#### Document text
* start *
Australian tennis great and current world number one Ash Barty has announced her retirement from the sport at just 25 years old, saying “the time is right now for me to step away and chase other dreams and to put the racquets down.”
“I wasn’t quite sure of how I was gonna do this,” an emotional Barty said to a good friend and former doubles partner Casey Dellacqua in a video posted to Barty’s social media.
She said: “It’s hard to say … I’m so happy and I’m so ready. I just know at the moment in my heart for me as a person this is right.”
Barty is the current world No. 1 women’s singles player, just the second Australian to reach that status in the WTA rankings era after fellow Aboriginal woman Evonne Goolagong Cawley.
Barty won three Grand Slam singles titles, her first shock victory at the French Open in 2019, before winning Wimbledon in 2021 and the Australian Open earlier this year – making her the reigning champion in two of the four Grand Slams.
She finished the past three calendar years as the world’s number-one ranked player, a remarkable achievement reflecting her consistency across all court surfaces. That record placed her in the esteemed company of Chris Evert, Martina Navratilova, Steffi Graf, and Serena Williams.
She also won the 2018 US Open in women’s doubles alongside Coco Vandeweghe, reaching a personal ranking as high as fifth in the world in doubles. In 2021, she partnered with fellow Australian John Peers to claim a bronze medal in mixed doubles at the Tokyo Olympics.
A humble champion, Barty was awarded the Young Australian of the Year in 2020 and has garnered a host of other commendations for her work on and off the court.
Barty previously took an indefinite break from tennis after the 2014 US Open, subsequently converting to cricket and becoming a professional player for the Brisbane Heat in the inaugural edition of the Women’s Big Bash League.
At the time, she was ranked 40th in the world in doubles and outside the top 200 in singles. Today, her second retirement comes at the top of her game, undoubtedly the finest player in the world and a strong favourite to add to her Grand Slam haul this season.
Barty told Dellacqua: “I kind of wasn’t sure how I was going to do this. But I think so many times in my life, both my professional and personal, you’ve been there for me. I just couldn’t think there’s no right way, there’s no wrong way, it’s just my way.
“This is perfect for me to share it with you, to talk to you about it with my team, my loved ones, that I will be retiring from tennis. That’s the first time I’ve actually said it out loud. It’s hard to say, but I’m so happy and I’m so ready and I just know at the moment in my heart for me as a person, this is right.
“I know I’ve done this before but in a very different feeling, and I’m so grateful for everything that tennis has given me. It’s given me all of my dreams plus more, but I know that the time is right now for me to step away and chase other dreams and to put the racquets down.”
She added: “It’s something that I’ve been thinking about for a long time. I’ve had a lot of incredible moments in my career that has been pivotal moments. Wimbledon last year changed a lot for me as a person and me as an athlete – when you work so hard your whole life for one goal, I’ve been able to share that with so many incredible people.
* end *
#### Dataset excerpts
* start *
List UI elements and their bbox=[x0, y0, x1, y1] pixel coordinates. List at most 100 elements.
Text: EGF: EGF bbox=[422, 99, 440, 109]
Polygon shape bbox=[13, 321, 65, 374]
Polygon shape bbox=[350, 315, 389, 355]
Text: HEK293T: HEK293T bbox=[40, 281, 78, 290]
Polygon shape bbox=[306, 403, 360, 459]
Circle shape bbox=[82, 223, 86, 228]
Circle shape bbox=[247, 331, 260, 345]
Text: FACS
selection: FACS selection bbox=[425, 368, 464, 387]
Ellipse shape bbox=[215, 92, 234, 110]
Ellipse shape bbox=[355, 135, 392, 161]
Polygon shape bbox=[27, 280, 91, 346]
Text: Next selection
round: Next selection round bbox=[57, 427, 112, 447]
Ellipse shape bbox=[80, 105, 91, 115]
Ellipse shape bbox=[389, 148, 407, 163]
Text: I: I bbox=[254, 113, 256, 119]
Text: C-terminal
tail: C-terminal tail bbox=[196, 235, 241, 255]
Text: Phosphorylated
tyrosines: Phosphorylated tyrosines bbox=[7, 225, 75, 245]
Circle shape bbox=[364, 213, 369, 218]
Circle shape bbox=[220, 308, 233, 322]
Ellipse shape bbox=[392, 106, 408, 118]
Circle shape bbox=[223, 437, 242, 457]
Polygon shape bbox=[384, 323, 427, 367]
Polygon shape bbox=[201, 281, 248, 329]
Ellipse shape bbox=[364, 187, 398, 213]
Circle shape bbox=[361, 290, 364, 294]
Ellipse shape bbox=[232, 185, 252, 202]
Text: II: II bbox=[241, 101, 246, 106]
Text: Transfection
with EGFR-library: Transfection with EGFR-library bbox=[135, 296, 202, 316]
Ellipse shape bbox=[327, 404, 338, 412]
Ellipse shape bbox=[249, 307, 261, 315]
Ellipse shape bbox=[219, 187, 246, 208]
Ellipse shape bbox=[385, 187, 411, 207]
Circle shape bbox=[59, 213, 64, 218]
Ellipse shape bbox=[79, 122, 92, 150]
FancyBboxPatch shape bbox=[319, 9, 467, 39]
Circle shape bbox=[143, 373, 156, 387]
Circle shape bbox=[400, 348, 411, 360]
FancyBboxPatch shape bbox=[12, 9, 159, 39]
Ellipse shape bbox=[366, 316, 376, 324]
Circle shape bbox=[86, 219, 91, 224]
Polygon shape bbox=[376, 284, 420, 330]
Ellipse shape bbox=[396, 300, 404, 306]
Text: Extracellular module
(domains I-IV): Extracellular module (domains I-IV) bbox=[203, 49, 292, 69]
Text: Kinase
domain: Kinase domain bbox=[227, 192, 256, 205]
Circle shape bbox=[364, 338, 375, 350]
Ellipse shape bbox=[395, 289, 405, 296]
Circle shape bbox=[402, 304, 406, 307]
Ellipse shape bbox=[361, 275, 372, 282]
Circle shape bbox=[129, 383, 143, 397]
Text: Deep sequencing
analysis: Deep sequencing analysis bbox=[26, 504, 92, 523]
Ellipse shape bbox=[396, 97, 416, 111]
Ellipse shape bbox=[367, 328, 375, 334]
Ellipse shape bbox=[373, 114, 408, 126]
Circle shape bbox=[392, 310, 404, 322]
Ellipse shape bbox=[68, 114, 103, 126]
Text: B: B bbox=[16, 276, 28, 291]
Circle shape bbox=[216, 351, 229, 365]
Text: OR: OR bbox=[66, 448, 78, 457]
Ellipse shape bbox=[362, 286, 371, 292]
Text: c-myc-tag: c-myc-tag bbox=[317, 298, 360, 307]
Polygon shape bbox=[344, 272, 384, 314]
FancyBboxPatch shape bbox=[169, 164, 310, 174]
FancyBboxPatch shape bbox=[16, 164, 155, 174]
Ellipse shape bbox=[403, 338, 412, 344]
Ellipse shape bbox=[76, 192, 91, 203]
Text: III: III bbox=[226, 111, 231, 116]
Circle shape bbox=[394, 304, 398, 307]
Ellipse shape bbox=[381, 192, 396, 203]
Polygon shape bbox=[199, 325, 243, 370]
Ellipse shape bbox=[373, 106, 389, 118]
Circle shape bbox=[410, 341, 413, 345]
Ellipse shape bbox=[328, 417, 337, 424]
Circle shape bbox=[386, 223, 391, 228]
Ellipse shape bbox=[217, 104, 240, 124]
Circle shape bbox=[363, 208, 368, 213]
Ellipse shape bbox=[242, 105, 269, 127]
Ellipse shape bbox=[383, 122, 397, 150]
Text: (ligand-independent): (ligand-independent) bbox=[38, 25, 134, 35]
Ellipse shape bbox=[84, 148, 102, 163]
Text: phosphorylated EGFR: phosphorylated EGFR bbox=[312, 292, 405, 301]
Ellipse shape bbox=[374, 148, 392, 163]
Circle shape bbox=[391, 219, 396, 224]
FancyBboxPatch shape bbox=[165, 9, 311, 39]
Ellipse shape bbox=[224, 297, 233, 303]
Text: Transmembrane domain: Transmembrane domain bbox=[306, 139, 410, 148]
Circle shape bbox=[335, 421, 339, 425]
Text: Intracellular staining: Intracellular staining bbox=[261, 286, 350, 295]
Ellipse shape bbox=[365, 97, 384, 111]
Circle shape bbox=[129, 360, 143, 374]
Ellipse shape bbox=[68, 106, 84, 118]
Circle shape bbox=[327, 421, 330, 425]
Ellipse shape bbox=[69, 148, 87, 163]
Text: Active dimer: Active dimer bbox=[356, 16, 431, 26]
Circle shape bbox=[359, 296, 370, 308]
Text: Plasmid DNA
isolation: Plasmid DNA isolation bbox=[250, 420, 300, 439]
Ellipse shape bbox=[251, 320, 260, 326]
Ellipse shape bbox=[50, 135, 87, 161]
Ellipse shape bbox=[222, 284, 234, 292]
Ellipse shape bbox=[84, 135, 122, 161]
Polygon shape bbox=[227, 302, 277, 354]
* end *
#### Set of tasks
[a] Duplicate the part of the article on Ash Barty's retirement starting with "Barty won three" and going on through "and Serena Williams.".
[b] According to the article on Ash Barty's retirement, who partnered with Barty to win a bronze medal in mixed doubles at the Tokyo Olympics?

#### Solutions for each task
[a]
Barty won three Grand Slam singles titles, her first shock victory at the French Open in 2019, before winning Wimbledon in 2021 and the Australian Open earlier this year – making her the reigning champion in two of the four Grand Slams.
She finished the past three calendar years as the world’s number-one ranked player, a remarkable achievement reflecting her consistency across all court surfaces. That record placed her in the esteemed company of Chris Evert, Martina Navratilova, Steffi Graf, and Serena Williams.

[b] John Peers